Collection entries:

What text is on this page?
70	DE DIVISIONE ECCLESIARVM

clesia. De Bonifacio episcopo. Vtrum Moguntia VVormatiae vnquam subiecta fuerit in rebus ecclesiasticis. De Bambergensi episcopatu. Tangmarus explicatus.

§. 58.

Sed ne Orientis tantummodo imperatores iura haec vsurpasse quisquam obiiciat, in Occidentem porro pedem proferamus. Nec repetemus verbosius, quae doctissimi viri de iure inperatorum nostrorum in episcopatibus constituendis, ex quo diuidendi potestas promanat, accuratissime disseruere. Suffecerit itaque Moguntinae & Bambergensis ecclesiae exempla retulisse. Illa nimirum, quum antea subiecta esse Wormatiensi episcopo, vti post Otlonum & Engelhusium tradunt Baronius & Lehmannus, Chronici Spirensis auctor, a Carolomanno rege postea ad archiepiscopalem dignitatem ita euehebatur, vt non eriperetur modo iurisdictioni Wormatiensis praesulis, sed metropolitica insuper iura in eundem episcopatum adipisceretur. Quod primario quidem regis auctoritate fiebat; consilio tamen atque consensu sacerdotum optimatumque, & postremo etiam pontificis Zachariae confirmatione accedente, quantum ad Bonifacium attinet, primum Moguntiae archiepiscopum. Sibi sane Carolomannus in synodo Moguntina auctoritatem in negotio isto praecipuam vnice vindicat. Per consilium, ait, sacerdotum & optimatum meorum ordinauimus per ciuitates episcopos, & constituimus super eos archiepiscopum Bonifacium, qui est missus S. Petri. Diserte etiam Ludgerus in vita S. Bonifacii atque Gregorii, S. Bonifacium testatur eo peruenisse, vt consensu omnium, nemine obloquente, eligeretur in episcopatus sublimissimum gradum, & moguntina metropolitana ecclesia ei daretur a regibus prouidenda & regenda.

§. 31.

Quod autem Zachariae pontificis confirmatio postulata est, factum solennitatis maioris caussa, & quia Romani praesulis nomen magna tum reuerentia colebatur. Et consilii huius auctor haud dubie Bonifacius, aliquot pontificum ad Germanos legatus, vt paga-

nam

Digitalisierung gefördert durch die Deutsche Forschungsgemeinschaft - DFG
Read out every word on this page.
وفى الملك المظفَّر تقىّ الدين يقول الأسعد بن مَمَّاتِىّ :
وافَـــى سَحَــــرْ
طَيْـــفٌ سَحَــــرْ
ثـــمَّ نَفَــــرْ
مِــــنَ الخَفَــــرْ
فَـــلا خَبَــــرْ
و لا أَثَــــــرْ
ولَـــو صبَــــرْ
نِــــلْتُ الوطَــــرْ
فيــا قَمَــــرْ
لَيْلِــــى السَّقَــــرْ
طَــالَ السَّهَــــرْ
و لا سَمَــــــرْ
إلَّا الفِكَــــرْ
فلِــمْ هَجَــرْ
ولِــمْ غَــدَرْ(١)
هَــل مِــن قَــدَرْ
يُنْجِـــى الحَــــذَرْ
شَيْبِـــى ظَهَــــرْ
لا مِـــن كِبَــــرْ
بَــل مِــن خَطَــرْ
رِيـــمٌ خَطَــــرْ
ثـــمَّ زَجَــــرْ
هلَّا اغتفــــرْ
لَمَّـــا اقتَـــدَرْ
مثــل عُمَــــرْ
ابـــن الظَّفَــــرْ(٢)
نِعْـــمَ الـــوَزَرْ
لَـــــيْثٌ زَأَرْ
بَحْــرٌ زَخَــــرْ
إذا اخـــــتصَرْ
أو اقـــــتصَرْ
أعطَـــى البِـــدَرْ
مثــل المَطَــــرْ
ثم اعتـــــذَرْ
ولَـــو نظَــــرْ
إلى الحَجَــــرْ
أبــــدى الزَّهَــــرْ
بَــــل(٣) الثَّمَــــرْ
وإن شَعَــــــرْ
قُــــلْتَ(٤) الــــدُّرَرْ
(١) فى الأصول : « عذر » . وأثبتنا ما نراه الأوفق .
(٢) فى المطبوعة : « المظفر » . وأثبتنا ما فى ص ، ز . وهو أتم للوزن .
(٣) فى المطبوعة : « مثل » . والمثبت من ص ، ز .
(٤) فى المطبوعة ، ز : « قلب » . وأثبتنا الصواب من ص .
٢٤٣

[Challenge]
Lines holding the word "وأثبتنا" should be counted across the entries; state only how many there are.

[Complete answer]
3